Task to complete →
Retype, word for word, the line containing "Extract the structured" and every line after it to the end. Skip pictures.

Input records →
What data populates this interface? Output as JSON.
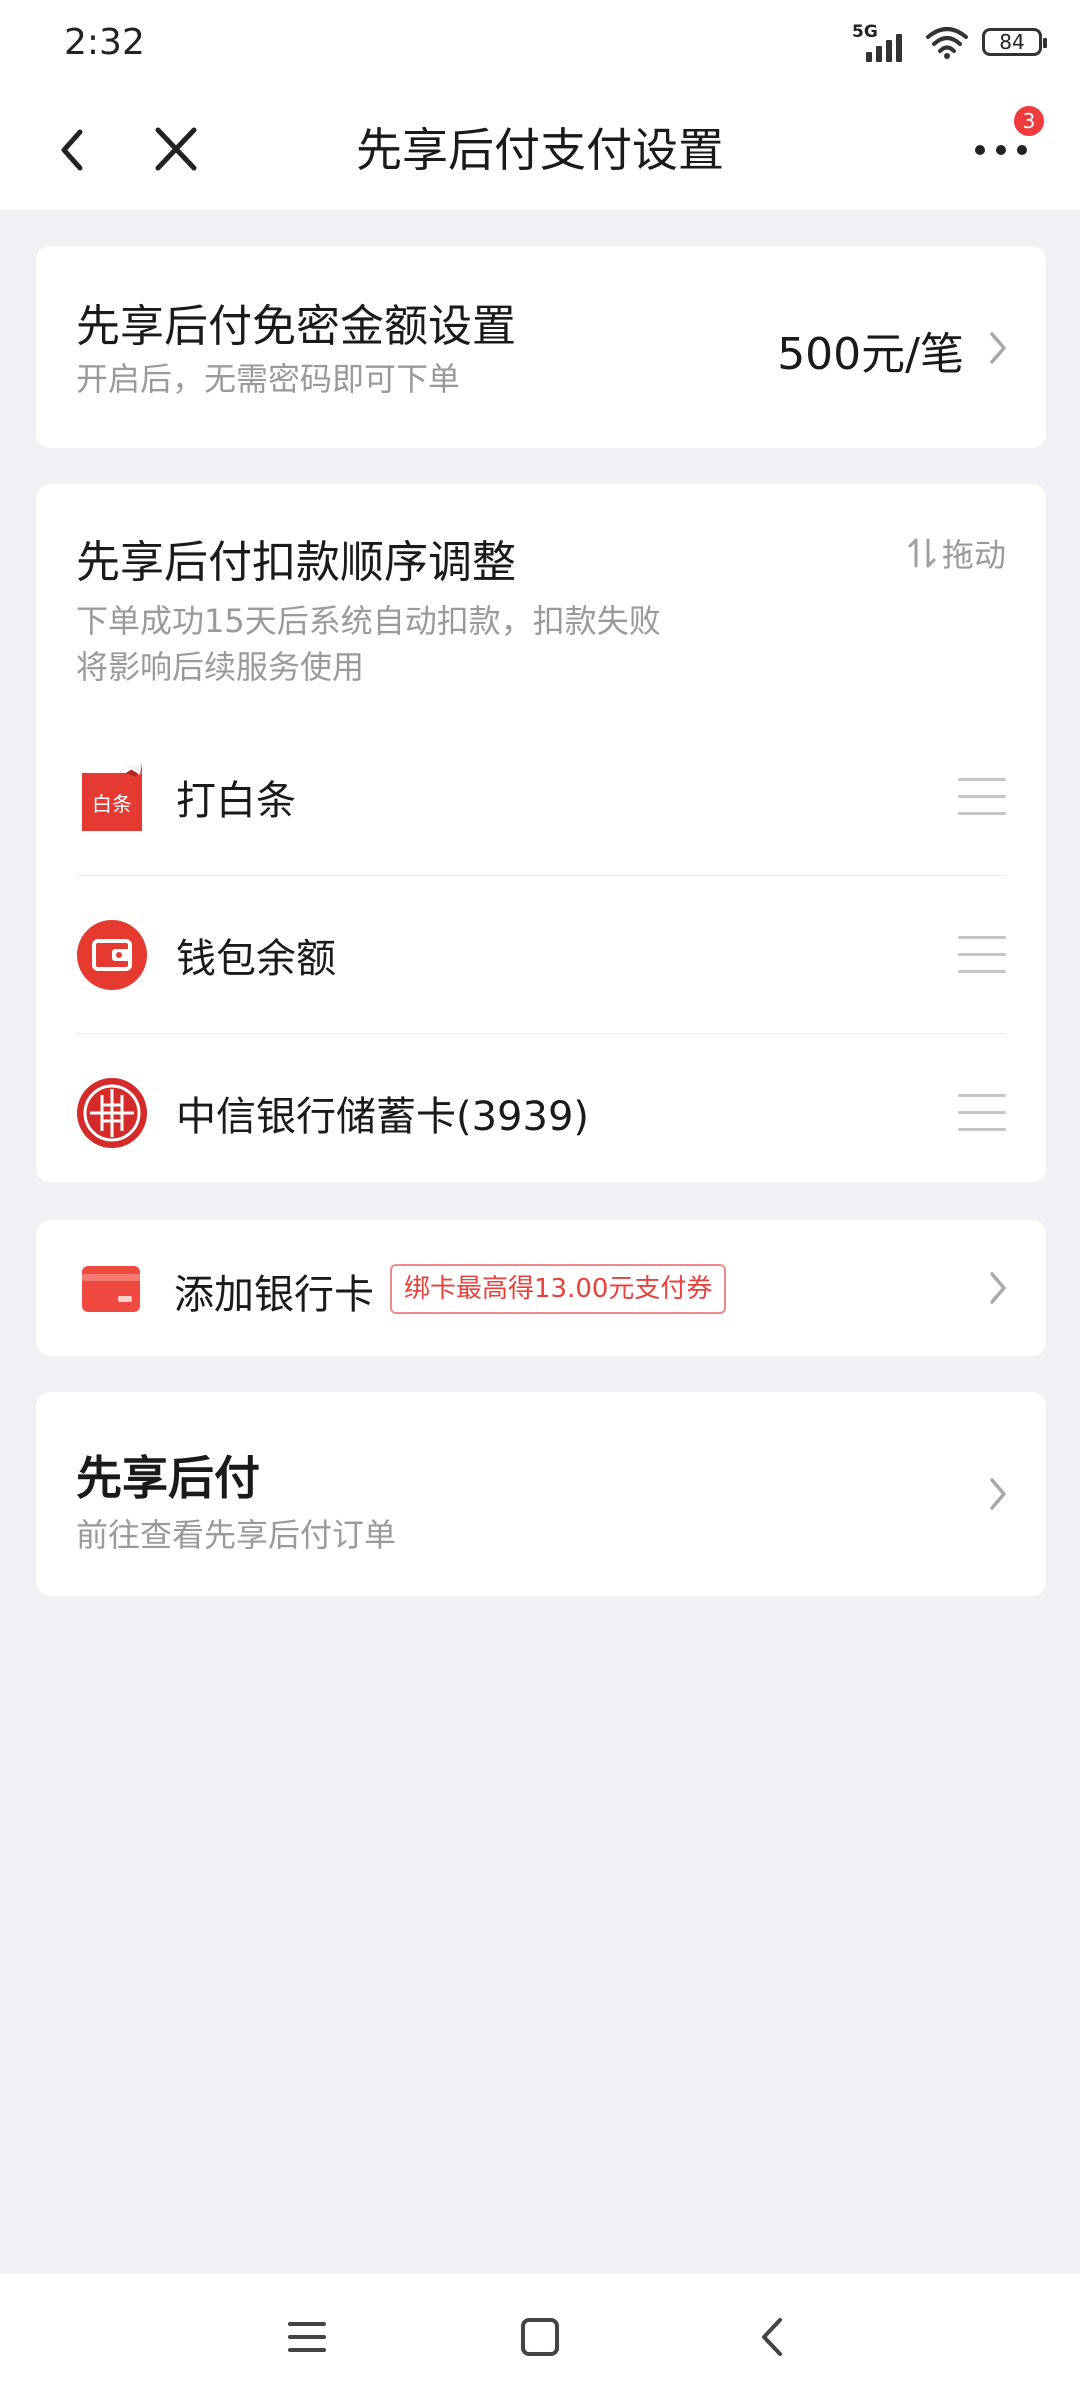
{
  "status_bar": {
    "time": "2:32",
    "network": "5G",
    "battery": "84"
  },
  "header": {
    "title": "先享后付支付设置",
    "more_badge_count": "3",
    "icons": [
      "back-arrow-icon",
      "close-icon",
      "more-dots-icon"
    ]
  },
  "free_password": {
    "title": "先享后付免密金额设置",
    "subtitle": "开启后，无需密码即可下单",
    "value": "500元/笔"
  },
  "deduction_order": {
    "title": "先享后付扣款顺序调整",
    "drag_hint": "拖动",
    "description_line1": "下单成功15天后系统自动扣款，扣款失败",
    "description_line2": "将影响后续服务使用",
    "methods": [
      {
        "label": "打白条",
        "icon": "baitiao-icon",
        "icon_text": "白条"
      },
      {
        "label": "钱包余额",
        "icon": "wallet-icon"
      },
      {
        "label": "中信银行储蓄卡(3939)",
        "icon": "citic-bank-icon"
      }
    ]
  },
  "add_card": {
    "label": "添加银行卡",
    "promo": "绑卡最高得13.00元支付券"
  },
  "pay_later": {
    "title": "先享后付",
    "subtitle": "前往查看先享后付订单"
  },
  "colors": {
    "brand_red": "#e8413c",
    "background": "#f1f1f5",
    "gray_text": "#9a9a9a"
  }
}
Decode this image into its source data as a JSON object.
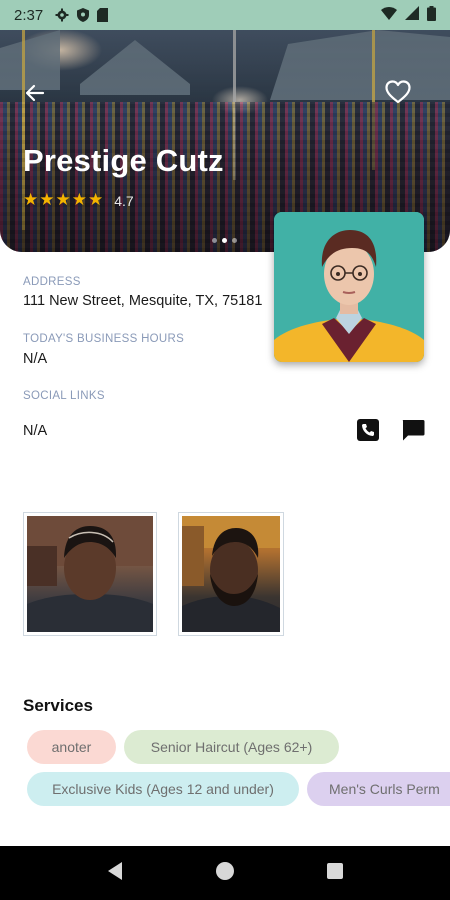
{
  "status_bar": {
    "time": "2:37",
    "icons": [
      "gear-icon",
      "shield-icon",
      "sd-card-icon",
      "wifi-icon",
      "signal-icon",
      "battery-icon"
    ]
  },
  "shop": {
    "name": "Prestige Cutz",
    "rating": "4.7",
    "stars": 5,
    "carousel_pages": 3,
    "carousel_active": 1
  },
  "icons": {
    "back": "arrow-back-icon",
    "favorite": "heart-outline-icon",
    "phone": "phone-icon",
    "chat": "chat-icon"
  },
  "info": {
    "address_label": "ADDRESS",
    "address_value": "111 New Street, Mesquite, TX, 75181",
    "hours_label": "TODAY'S BUSINESS HOURS",
    "hours_value": "N/A",
    "social_label": "SOCIAL LINKS",
    "social_value": "N/A"
  },
  "gallery": {
    "count": 2
  },
  "services": {
    "title": "Services",
    "chips": [
      {
        "label": "anoter",
        "color": "#fbd9d3"
      },
      {
        "label": "Senior Haircut (Ages 62+)",
        "color": "#dcebd2"
      },
      {
        "label": "Exclusive Kids (Ages 12 and under)",
        "color": "#cdeef0"
      },
      {
        "label": "Men's Curls Perm",
        "color": "#dcd0ef"
      }
    ]
  },
  "colors": {
    "status_bar": "#9fcdb8",
    "star": "#f5b400",
    "label": "#8a9ab8",
    "nav_bar": "#000000"
  }
}
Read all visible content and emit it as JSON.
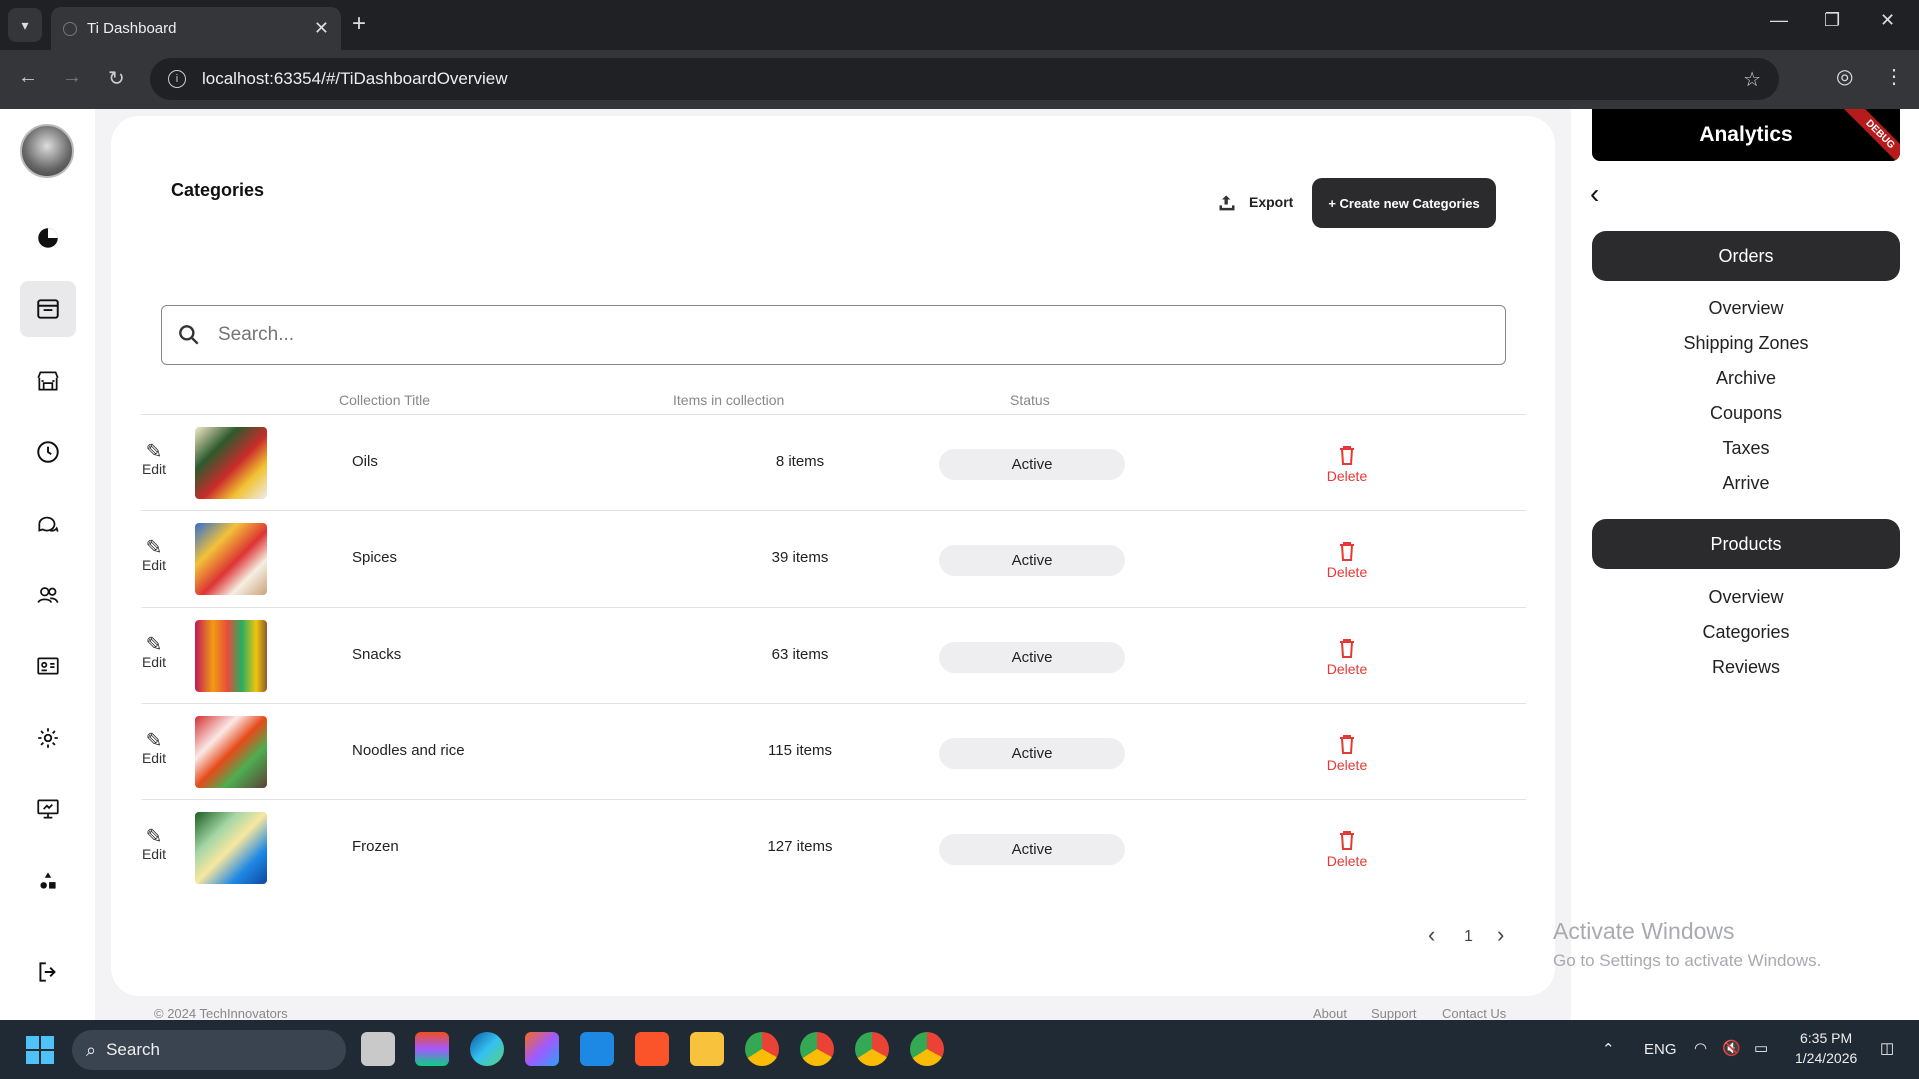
{
  "browser": {
    "tab_title": "Ti Dashboard",
    "url": "localhost:63354/#/TiDashboardOverview",
    "new_tab": "+",
    "close_tab": "✕"
  },
  "sidebar": {
    "items": [
      {
        "name": "analytics",
        "icon": "pie-chart-icon"
      },
      {
        "name": "inbox",
        "icon": "inbox-icon",
        "active": true
      },
      {
        "name": "store",
        "icon": "store-icon"
      },
      {
        "name": "history",
        "icon": "clock-icon"
      },
      {
        "name": "chat",
        "icon": "chat-icon"
      },
      {
        "name": "users",
        "icon": "users-icon"
      },
      {
        "name": "contacts",
        "icon": "id-card-icon"
      },
      {
        "name": "settings",
        "icon": "gear-icon"
      },
      {
        "name": "display",
        "icon": "monitor-icon"
      },
      {
        "name": "apps",
        "icon": "shapes-icon"
      },
      {
        "name": "logout",
        "icon": "logout-icon"
      }
    ]
  },
  "main": {
    "title": "Categories",
    "export_label": "Export",
    "create_label": "+ Create new Categories",
    "search_placeholder": "Search...",
    "columns": {
      "title": "Collection Title",
      "items": "Items in collection",
      "status": "Status"
    },
    "edit_label": "Edit",
    "delete_label": "Delete",
    "rows": [
      {
        "title": "Oils",
        "items": "8 items",
        "status": "Active"
      },
      {
        "title": "Spices",
        "items": "39 items",
        "status": "Active"
      },
      {
        "title": "Snacks",
        "items": "63 items",
        "status": "Active"
      },
      {
        "title": "Noodles and rice",
        "items": "115 items",
        "status": "Active"
      },
      {
        "title": "Frozen",
        "items": "127 items",
        "status": "Active"
      }
    ],
    "pagination": {
      "prev": "‹",
      "page": "1",
      "next": "›"
    },
    "footer": {
      "copyright": "© 2024 TechInnovators",
      "links": [
        "About",
        "Support",
        "Contact Us"
      ]
    }
  },
  "right_panel": {
    "header": "Analytics",
    "debug_label": "DEBUG",
    "groups": [
      {
        "label": "Orders",
        "items": [
          "Overview",
          "Shipping Zones",
          "Archive",
          "Coupons",
          "Taxes",
          "Arrive"
        ]
      },
      {
        "label": "Products",
        "items": [
          "Overview",
          "Categories",
          "Reviews"
        ]
      }
    ]
  },
  "watermark": {
    "line1": "Activate Windows",
    "line2": "Go to Settings to activate Windows."
  },
  "taskbar": {
    "search_label": "Search",
    "lang": "ENG",
    "time": "6:35 PM",
    "date": "1/24/2026"
  },
  "colors": {
    "accent_dark": "#2b2b2e",
    "delete_red": "#e53935",
    "badge_bg": "#eeeef0"
  }
}
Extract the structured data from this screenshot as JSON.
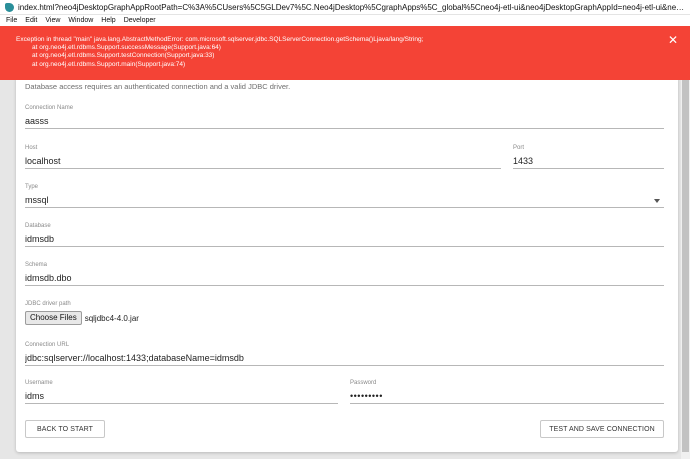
{
  "window": {
    "title": "index.html?neo4jDesktopGraphAppRootPath=C%3A%5CUsers%5C5GLDev7%5C.Neo4jDesktop%5CgraphApps%5C_global%5Cneo4j-etl-ui&neo4jDesktopGraphAppId=neo4j-etl-ui&neo4jD..."
  },
  "menu": {
    "items": [
      "File",
      "Edit",
      "View",
      "Window",
      "Help",
      "Developer"
    ]
  },
  "error": {
    "lines": [
      "Exception in thread \"main\" java.lang.AbstractMethodError: com.microsoft.sqlserver.jdbc.SQLServerConnection.getSchema()Ljava/lang/String;",
      "at org.neo4j.etl.rdbms.Support.successMessage(Support.java:64)",
      "at org.neo4j.etl.rdbms.Support.testConnection(Support.java:33)",
      "at org.neo4j.etl.rdbms.Support.main(Support.java:74)"
    ],
    "close_glyph": "✕",
    "color": "#f44336"
  },
  "form": {
    "intro": "Database access requires an authenticated connection and a valid JDBC driver.",
    "connection_name": {
      "label": "Connection Name",
      "value": "aasss"
    },
    "host": {
      "label": "Host",
      "value": "localhost"
    },
    "port": {
      "label": "Port",
      "value": "1433"
    },
    "type": {
      "label": "Type",
      "value": "mssql"
    },
    "database": {
      "label": "Database",
      "value": "idmsdb"
    },
    "schema": {
      "label": "Schema",
      "value": "idmsdb.dbo"
    },
    "jdbc": {
      "label": "JDBC driver path",
      "button": "Choose Files",
      "file": "sqljdbc4-4.0.jar"
    },
    "connection_url": {
      "label": "Connection URL",
      "value": "jdbc:sqlserver://localhost:1433;databaseName=idmsdb"
    },
    "username": {
      "label": "Username",
      "value": "idms"
    },
    "password": {
      "label": "Password",
      "value": "•••••••••"
    }
  },
  "buttons": {
    "back": "BACK TO START",
    "test_save": "TEST AND SAVE CONNECTION"
  }
}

Task answer →
Extract the structured data from this screenshot as JSON.
{
  "window": {
    "title": "index.html?neo4jDesktopGraphAppRootPath=C%3A%5CUsers%5C5GLDev7%5C.Neo4jDesktop%5CgraphApps%5C_global%5Cneo4j-etl-ui&neo4jDesktopGraphAppId=neo4j-etl-ui&neo4jD..."
  },
  "menu": {
    "items": [
      "File",
      "Edit",
      "View",
      "Window",
      "Help",
      "Developer"
    ]
  },
  "error": {
    "lines": [
      "Exception in thread \"main\" java.lang.AbstractMethodError: com.microsoft.sqlserver.jdbc.SQLServerConnection.getSchema()Ljava/lang/String;",
      "at org.neo4j.etl.rdbms.Support.successMessage(Support.java:64)",
      "at org.neo4j.etl.rdbms.Support.testConnection(Support.java:33)",
      "at org.neo4j.etl.rdbms.Support.main(Support.java:74)"
    ],
    "close_glyph": "✕",
    "color": "#f44336"
  },
  "form": {
    "intro": "Database access requires an authenticated connection and a valid JDBC driver.",
    "connection_name": {
      "label": "Connection Name",
      "value": "aasss"
    },
    "host": {
      "label": "Host",
      "value": "localhost"
    },
    "port": {
      "label": "Port",
      "value": "1433"
    },
    "type": {
      "label": "Type",
      "value": "mssql"
    },
    "database": {
      "label": "Database",
      "value": "idmsdb"
    },
    "schema": {
      "label": "Schema",
      "value": "idmsdb.dbo"
    },
    "jdbc": {
      "label": "JDBC driver path",
      "button": "Choose Files",
      "file": "sqljdbc4-4.0.jar"
    },
    "connection_url": {
      "label": "Connection URL",
      "value": "jdbc:sqlserver://localhost:1433;databaseName=idmsdb"
    },
    "username": {
      "label": "Username",
      "value": "idms"
    },
    "password": {
      "label": "Password",
      "value": "•••••••••"
    }
  },
  "buttons": {
    "back": "BACK TO START",
    "test_save": "TEST AND SAVE CONNECTION"
  }
}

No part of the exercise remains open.